Data provided:
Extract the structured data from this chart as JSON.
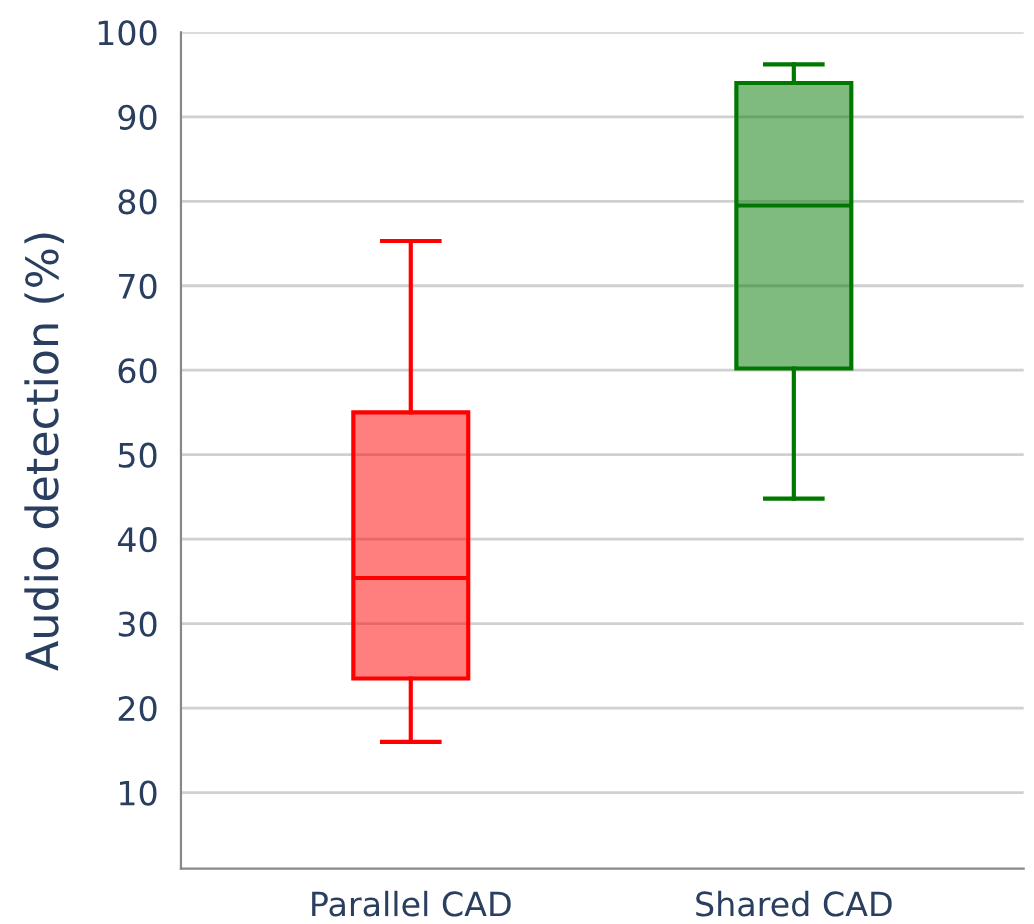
{
  "chart_data": {
    "type": "box",
    "ylabel": "Audio detection (%)",
    "categories": [
      "Parallel CAD",
      "Shared CAD"
    ],
    "colors": [
      "#ff0000",
      "#007700"
    ],
    "boxes": [
      {
        "low": 16,
        "q1": 23.5,
        "median": 35.4,
        "q3": 55,
        "high": 75.3
      },
      {
        "low": 44.8,
        "q1": 60.2,
        "median": 79.5,
        "q3": 94,
        "high": 96.2
      }
    ],
    "ylim": [
      1,
      100
    ],
    "yticks": [
      10,
      20,
      30,
      40,
      50,
      60,
      70,
      80,
      90,
      100
    ],
    "grid": "y"
  }
}
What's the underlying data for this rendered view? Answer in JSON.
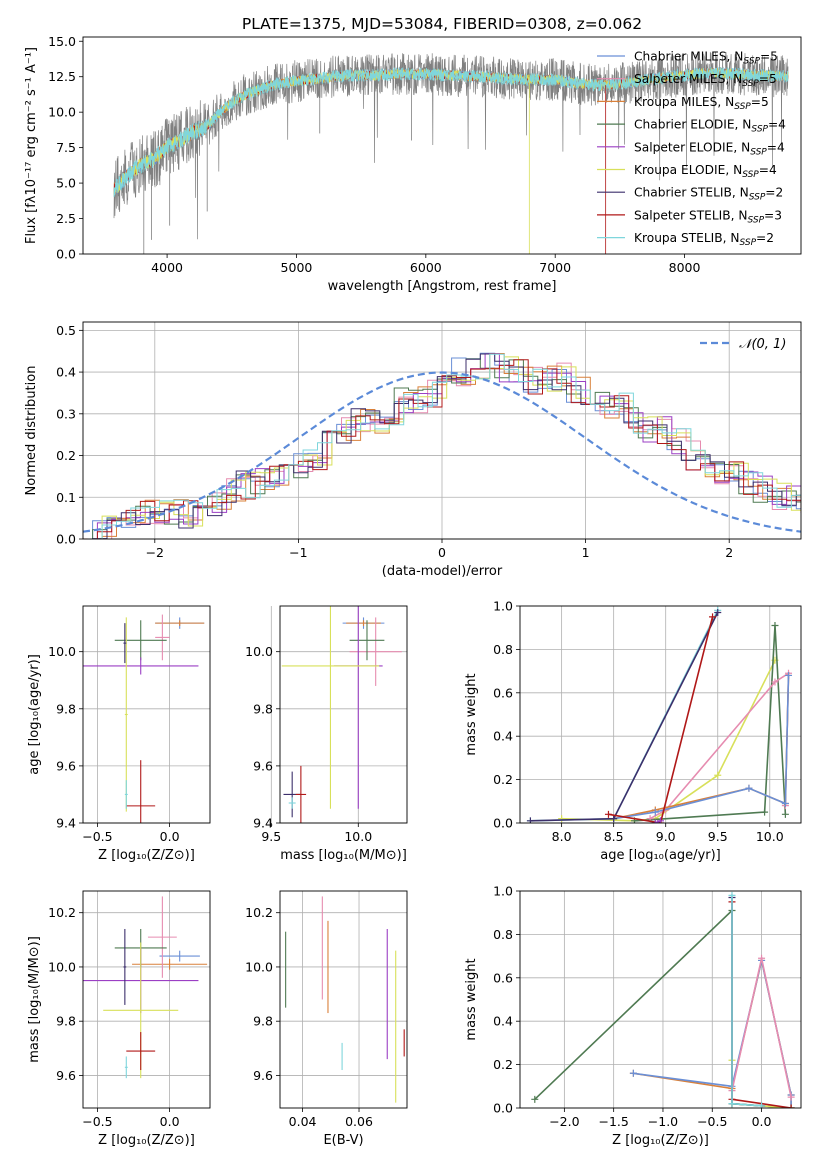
{
  "figure_title": "PLATE=1375, MJD=53084, FIBERID=0308, z=0.062",
  "colors": {
    "Chabrier MILES": "#6a8fd6",
    "Salpeter MILES": "#e68cb0",
    "Kroupa MILES": "#d9803a",
    "Chabrier ELODIE": "#4f7a52",
    "Salpeter ELODIE": "#9b3fc4",
    "Kroupa ELODIE": "#d8e05a",
    "Chabrier STELIB": "#3c2f6b",
    "Salpeter STELIB": "#b01818",
    "Kroupa STELIB": "#7fd6dc",
    "data": "#808080",
    "normal": "#5b8ad8"
  },
  "chart_data": [
    {
      "type": "line",
      "title": "PLATE=1375, MJD=53084, FIBERID=0308, z=0.062",
      "xlabel": "wavelength [Angstrom, rest frame]",
      "ylabel": "Flux [fλ10⁻¹⁷ erg cm⁻² s⁻¹ A⁻¹]",
      "xlim": [
        3350,
        8900
      ],
      "ylim": [
        0,
        15.3
      ],
      "xticks": [
        4000,
        5000,
        6000,
        7000,
        8000
      ],
      "yticks": [
        "0.0",
        "2.5",
        "5.0",
        "7.5",
        "10.0",
        "12.5",
        "15.0"
      ],
      "grid": false,
      "legend_position": "top-right",
      "legend": [
        {
          "name": "Chabrier MILES",
          "sub": "SSP",
          "n": "5"
        },
        {
          "name": "Salpeter MILES",
          "sub": "SSP",
          "n": "5"
        },
        {
          "name": "Kroupa MILES",
          "sub": "SSP",
          "n": "5"
        },
        {
          "name": "Chabrier ELODIE",
          "sub": "SSP",
          "n": "4"
        },
        {
          "name": "Salpeter ELODIE",
          "sub": "SSP",
          "n": "4"
        },
        {
          "name": "Kroupa ELODIE",
          "sub": "SSP",
          "n": "4"
        },
        {
          "name": "Chabrier STELIB",
          "sub": "SSP",
          "n": "2"
        },
        {
          "name": "Salpeter STELIB",
          "sub": "SSP",
          "n": "3"
        },
        {
          "name": "Kroupa STELIB",
          "sub": "SSP",
          "n": "2"
        }
      ],
      "model_curve": {
        "x": [
          3600,
          3700,
          3800,
          3900,
          4000,
          4100,
          4200,
          4300,
          4400,
          4500,
          4600,
          4800,
          5000,
          5200,
          5400,
          5600,
          5800,
          6000,
          6200,
          6400,
          6600,
          6800,
          7000,
          7200,
          7400,
          7600,
          7800,
          8000,
          8200,
          8400,
          8600,
          8800
        ],
        "y": [
          4.6,
          5.6,
          6.3,
          6.7,
          7.6,
          8.0,
          8.6,
          8.9,
          9.9,
          10.7,
          11.2,
          11.9,
          12.2,
          12.4,
          12.6,
          12.6,
          12.7,
          12.7,
          12.6,
          12.5,
          12.4,
          12.3,
          12.3,
          12.0,
          11.9,
          12.1,
          12.4,
          12.6,
          12.8,
          12.7,
          12.6,
          12.5
        ]
      },
      "series_styles": [
        {
          "name": "data",
          "color": "#808080",
          "noise": 1.5
        },
        {
          "name": "Chabrier MILES",
          "color": "#6a8fd6",
          "noise": 0.35
        },
        {
          "name": "Kroupa MILES",
          "color": "#d9803a",
          "noise": 0.35
        },
        {
          "name": "Salpeter STELIB",
          "color": "#b01818",
          "noise": 0.3
        },
        {
          "name": "Kroupa ELODIE",
          "color": "#d8e05a",
          "noise": 0.35
        },
        {
          "name": "Kroupa STELIB",
          "color": "#7fd6dc",
          "noise": 0.45
        }
      ]
    },
    {
      "type": "line",
      "xlabel": "(data-model)/error",
      "ylabel": "Normed distribution",
      "xlim": [
        -2.5,
        2.5
      ],
      "ylim": [
        0,
        0.52
      ],
      "xticks": [
        "−2",
        "−1",
        "0",
        "1",
        "2"
      ],
      "yticks": [
        "0.0",
        "0.1",
        "0.2",
        "0.3",
        "0.4",
        "0.5"
      ],
      "grid": true,
      "legend_position": "top-right",
      "legend_label": "𝒩(0, 1)",
      "bin_edges_start": -2.5,
      "bin_width": 0.1,
      "hist_base": [
        0.02,
        0.025,
        0.03,
        0.04,
        0.06,
        0.06,
        0.07,
        0.06,
        0.07,
        0.09,
        0.11,
        0.13,
        0.14,
        0.14,
        0.16,
        0.18,
        0.2,
        0.23,
        0.26,
        0.28,
        0.28,
        0.3,
        0.33,
        0.33,
        0.35,
        0.38,
        0.4,
        0.4,
        0.41,
        0.41,
        0.4,
        0.38,
        0.38,
        0.39,
        0.36,
        0.35,
        0.32,
        0.32,
        0.28,
        0.26,
        0.26,
        0.23,
        0.2,
        0.18,
        0.16,
        0.15,
        0.14,
        0.12,
        0.1,
        0.1,
        0.09,
        0.08,
        0.07,
        0.06,
        0.05,
        0.05,
        0.04,
        0.03,
        0.025,
        0.02,
        0.02
      ],
      "normal": {
        "mu": 0,
        "sigma": 1
      }
    },
    {
      "type": "scatter",
      "xlabel": "Z [log₁₀(Z/Z⊙)]",
      "ylabel": "age  [log₁₀(age/yr)]",
      "xlim": [
        -0.6,
        0.28
      ],
      "ylim": [
        9.4,
        10.16
      ],
      "xticks": [
        "−0.5",
        "0.0"
      ],
      "xtick_values": [
        -0.5,
        0.0
      ],
      "yticks": [
        "9.4",
        "9.6",
        "9.8",
        "10.0"
      ],
      "ytick_values": [
        9.4,
        9.6,
        9.8,
        10.0
      ],
      "grid": true,
      "points": [
        {
          "series": "Chabrier MILES",
          "x": 0.07,
          "xerr": 0.17,
          "y": 10.1,
          "yerr": 0.02
        },
        {
          "series": "Kroupa MILES",
          "x": 0.07,
          "xerr": 0.17,
          "y": 10.1,
          "yerr": 0.01
        },
        {
          "series": "Salpeter MILES",
          "x": -0.05,
          "xerr": 0.05,
          "y": 10.05,
          "yerr": 0.08
        },
        {
          "series": "Chabrier ELODIE",
          "x": -0.2,
          "xerr": 0.18,
          "y": 10.04,
          "yerr": 0.07
        },
        {
          "series": "Salpeter ELODIE",
          "x": -0.2,
          "xerr": 0.4,
          "y": 9.95,
          "yerr": 0.03
        },
        {
          "series": "Kroupa ELODIE",
          "x": -0.3,
          "xerr": 0.01,
          "y": 9.78,
          "yerr": 0.34
        },
        {
          "series": "Chabrier STELIB",
          "x": -0.31,
          "xerr": 0.01,
          "y": 10.03,
          "yerr": 0.07
        },
        {
          "series": "Salpeter STELIB",
          "x": -0.2,
          "xerr": 0.1,
          "y": 9.46,
          "yerr": 0.16
        },
        {
          "series": "Kroupa STELIB",
          "x": -0.3,
          "xerr": 0.01,
          "y": 9.5,
          "yerr": 0.05
        }
      ]
    },
    {
      "type": "scatter",
      "xlabel": "mass [log₁₀(M/M⊙)]",
      "xlim": [
        9.55,
        10.28
      ],
      "ylim": [
        9.4,
        10.16
      ],
      "xticks": [
        "9.5",
        "10.0"
      ],
      "xtick_values": [
        9.5,
        10.0
      ],
      "yticks": [
        "9.4",
        "9.6",
        "9.8",
        "10.0"
      ],
      "ytick_values": [
        9.4,
        9.6,
        9.8,
        10.0
      ],
      "grid": true,
      "points": [
        {
          "series": "Chabrier MILES",
          "x": 10.03,
          "xerr": 0.12,
          "y": 10.1,
          "yerr": 0.02
        },
        {
          "series": "Kroupa MILES",
          "x": 10.03,
          "xerr": 0.1,
          "y": 10.1,
          "yerr": 0.01
        },
        {
          "series": "Salpeter MILES",
          "x": 10.1,
          "xerr": 0.15,
          "y": 10.0,
          "yerr": 0.12
        },
        {
          "series": "Chabrier ELODIE",
          "x": 10.05,
          "xerr": 0.1,
          "y": 10.04,
          "yerr": 0.07
        },
        {
          "series": "Salpeter ELODIE",
          "x": 10.0,
          "xerr": 0.14,
          "y": 9.95,
          "yerr": 0.5
        },
        {
          "series": "Kroupa ELODIE",
          "x": 9.84,
          "xerr": 0.28,
          "y": 9.95,
          "yerr": 0.5
        },
        {
          "series": "Chabrier STELIB",
          "x": 9.62,
          "xerr": 0.05,
          "y": 9.5,
          "yerr": 0.08
        },
        {
          "series": "Salpeter STELIB",
          "x": 9.67,
          "xerr": 0.03,
          "y": 9.5,
          "yerr": 0.1
        },
        {
          "series": "Kroupa STELIB",
          "x": 9.62,
          "xerr": 0.02,
          "y": 9.47,
          "yerr": 0.02
        }
      ]
    },
    {
      "type": "line",
      "xlabel": "age  [log₁₀(age/yr)]",
      "ylabel": "mass weight",
      "xlim": [
        7.6,
        10.3
      ],
      "ylim": [
        0,
        1.0
      ],
      "xticks": [
        "8.0",
        "8.5",
        "9.0",
        "9.5",
        "10.0"
      ],
      "xtick_values": [
        8.0,
        8.5,
        9.0,
        9.5,
        10.0
      ],
      "yticks": [
        "0.0",
        "0.2",
        "0.4",
        "0.6",
        "0.8",
        "1.0"
      ],
      "ytick_values": [
        0,
        0.2,
        0.4,
        0.6,
        0.8,
        1.0
      ],
      "grid": true,
      "series": [
        {
          "name": "Kroupa ELODIE",
          "x": [
            8.0,
            8.7,
            8.9,
            9.5,
            10.05
          ],
          "y": [
            0.02,
            0.01,
            0.02,
            0.22,
            0.75
          ]
        },
        {
          "name": "Chabrier ELODIE",
          "x": [
            8.7,
            9.95,
            10.05,
            10.15
          ],
          "y": [
            0.01,
            0.05,
            0.91,
            0.04
          ]
        },
        {
          "name": "Salpeter MILES",
          "x": [
            8.85,
            9.0,
            10.05,
            10.18,
            10.15
          ],
          "y": [
            0.02,
            0.06,
            0.65,
            0.69,
            0.08
          ]
        },
        {
          "name": "Kroupa MILES",
          "x": [
            8.5,
            8.9,
            9.8,
            10.15,
            10.18
          ],
          "y": [
            0.02,
            0.06,
            0.16,
            0.09,
            0.68
          ]
        },
        {
          "name": "Chabrier MILES",
          "x": [
            8.5,
            8.9,
            9.8,
            10.15,
            10.18
          ],
          "y": [
            0.02,
            0.05,
            0.16,
            0.09,
            0.68
          ]
        },
        {
          "name": "Kroupa STELIB",
          "x": [
            7.7,
            8.5,
            9.5
          ],
          "y": [
            0.01,
            0.02,
            0.98
          ]
        },
        {
          "name": "Chabrier STELIB",
          "x": [
            7.7,
            8.5,
            9.5
          ],
          "y": [
            0.01,
            0.02,
            0.97
          ]
        },
        {
          "name": "Salpeter STELIB",
          "x": [
            8.45,
            8.95,
            9.45
          ],
          "y": [
            0.04,
            0.0,
            0.95
          ]
        },
        {
          "name": "Salpeter ELODIE",
          "x": [
            8.9,
            8.95
          ],
          "y": [
            0.0,
            0.01
          ]
        }
      ]
    },
    {
      "type": "scatter",
      "xlabel": "Z [log₁₀(Z/Z⊙)]",
      "ylabel": "mass [log₁₀(M/M⊙)]",
      "xlim": [
        -0.6,
        0.28
      ],
      "ylim": [
        9.48,
        10.28
      ],
      "xticks": [
        "−0.5",
        "0.0"
      ],
      "xtick_values": [
        -0.5,
        0.0
      ],
      "yticks": [
        "9.6",
        "9.8",
        "10.0",
        "10.2"
      ],
      "ytick_values": [
        9.6,
        9.8,
        10.0,
        10.2
      ],
      "grid": true,
      "points": [
        {
          "series": "Chabrier MILES",
          "x": 0.07,
          "xerr": 0.14,
          "y": 10.04,
          "yerr": 0.02
        },
        {
          "series": "Kroupa MILES",
          "x": 0.0,
          "xerr": 0.26,
          "y": 10.01,
          "yerr": 0.02
        },
        {
          "series": "Salpeter MILES",
          "x": -0.05,
          "xerr": 0.1,
          "y": 10.11,
          "yerr": 0.15
        },
        {
          "series": "Chabrier ELODIE",
          "x": -0.2,
          "xerr": 0.18,
          "y": 10.07,
          "yerr": 0.07
        },
        {
          "series": "Salpeter ELODIE",
          "x": -0.2,
          "xerr": 0.4,
          "y": 9.95,
          "yerr": 0.12
        },
        {
          "series": "Kroupa ELODIE",
          "x": -0.2,
          "xerr": 0.26,
          "y": 9.84,
          "yerr": 0.25
        },
        {
          "series": "Chabrier STELIB",
          "x": -0.31,
          "xerr": 0.01,
          "y": 10.0,
          "yerr": 0.14
        },
        {
          "series": "Salpeter STELIB",
          "x": -0.2,
          "xerr": 0.1,
          "y": 9.69,
          "yerr": 0.07
        },
        {
          "series": "Kroupa STELIB",
          "x": -0.3,
          "xerr": 0.01,
          "y": 9.63,
          "yerr": 0.04
        }
      ]
    },
    {
      "type": "scatter",
      "xlabel": "E(B-V)",
      "xlim": [
        0.032,
        0.077
      ],
      "ylim": [
        9.48,
        10.28
      ],
      "xticks": [
        "0.04",
        "0.06"
      ],
      "xtick_values": [
        0.04,
        0.06
      ],
      "yticks": [
        "9.6",
        "9.8",
        "10.0",
        "10.2"
      ],
      "ytick_values": [
        9.6,
        9.8,
        10.0,
        10.2
      ],
      "grid": true,
      "points": [
        {
          "series": "Chabrier ELODIE",
          "x": 0.034,
          "y": 9.99,
          "yerr": 0.14
        },
        {
          "series": "Salpeter MILES",
          "x": 0.047,
          "y": 10.07,
          "yerr": 0.19
        },
        {
          "series": "Kroupa MILES",
          "x": 0.049,
          "y": 10.0,
          "yerr": 0.17
        },
        {
          "series": "Kroupa STELIB",
          "x": 0.054,
          "y": 9.67,
          "yerr": 0.05
        },
        {
          "series": "Salpeter ELODIE",
          "x": 0.07,
          "y": 9.9,
          "yerr": 0.24
        },
        {
          "series": "Kroupa ELODIE",
          "x": 0.073,
          "y": 9.78,
          "yerr": 0.28
        },
        {
          "series": "Salpeter STELIB",
          "x": 0.076,
          "y": 9.72,
          "yerr": 0.05
        }
      ]
    },
    {
      "type": "line",
      "xlabel": "Z [log₁₀(Z/Z⊙)]",
      "ylabel": "mass weight",
      "xlim": [
        -2.45,
        0.4
      ],
      "ylim": [
        0,
        1.0
      ],
      "xticks": [
        "−2.0",
        "−1.5",
        "−1.0",
        "−0.5",
        "0.0"
      ],
      "xtick_values": [
        -2.0,
        -1.5,
        -1.0,
        -0.5,
        0.0
      ],
      "yticks": [
        "0.0",
        "0.2",
        "0.4",
        "0.6",
        "0.8",
        "1.0"
      ],
      "ytick_values": [
        0,
        0.2,
        0.4,
        0.6,
        0.8,
        1.0
      ],
      "grid": true,
      "series": [
        {
          "name": "Chabrier ELODIE",
          "x": [
            -2.3,
            -0.3,
            -0.3,
            0.3
          ],
          "y": [
            0.04,
            0.91,
            0.02,
            0.0
          ]
        },
        {
          "name": "Kroupa MILES",
          "x": [
            -1.3,
            -0.3,
            0.0,
            0.3,
            0.3
          ],
          "y": [
            0.16,
            0.09,
            0.68,
            0.06,
            0.0
          ]
        },
        {
          "name": "Chabrier MILES",
          "x": [
            -1.3,
            -0.3,
            0.0,
            0.3,
            0.3
          ],
          "y": [
            0.16,
            0.1,
            0.68,
            0.06,
            0.0
          ]
        },
        {
          "name": "Salpeter MILES",
          "x": [
            -0.3,
            0.0,
            0.3
          ],
          "y": [
            0.08,
            0.69,
            0.05
          ]
        },
        {
          "name": "Kroupa ELODIE",
          "x": [
            -0.3,
            -0.3,
            0.3
          ],
          "y": [
            0.22,
            0.02,
            0.0
          ]
        },
        {
          "name": "Salpeter STELIB",
          "x": [
            -0.3,
            -0.3,
            0.3
          ],
          "y": [
            0.95,
            0.04,
            0.0
          ]
        },
        {
          "name": "Chabrier STELIB",
          "x": [
            -0.3,
            -0.3,
            0.0
          ],
          "y": [
            0.97,
            0.02,
            0.01
          ]
        },
        {
          "name": "Kroupa STELIB",
          "x": [
            -0.3,
            -0.3,
            0.0
          ],
          "y": [
            0.98,
            0.02,
            0.01
          ]
        }
      ]
    }
  ]
}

Directive: Wherever the string "FIBERID" appears in the entries above, list that line.

Correct output:
  "figure_title": "PLATE=1375, MJD=53084, FIBERID=0308, z=0.062",
      "title": "PLATE=1375, MJD=53084, FIBERID=0308, z=0.062",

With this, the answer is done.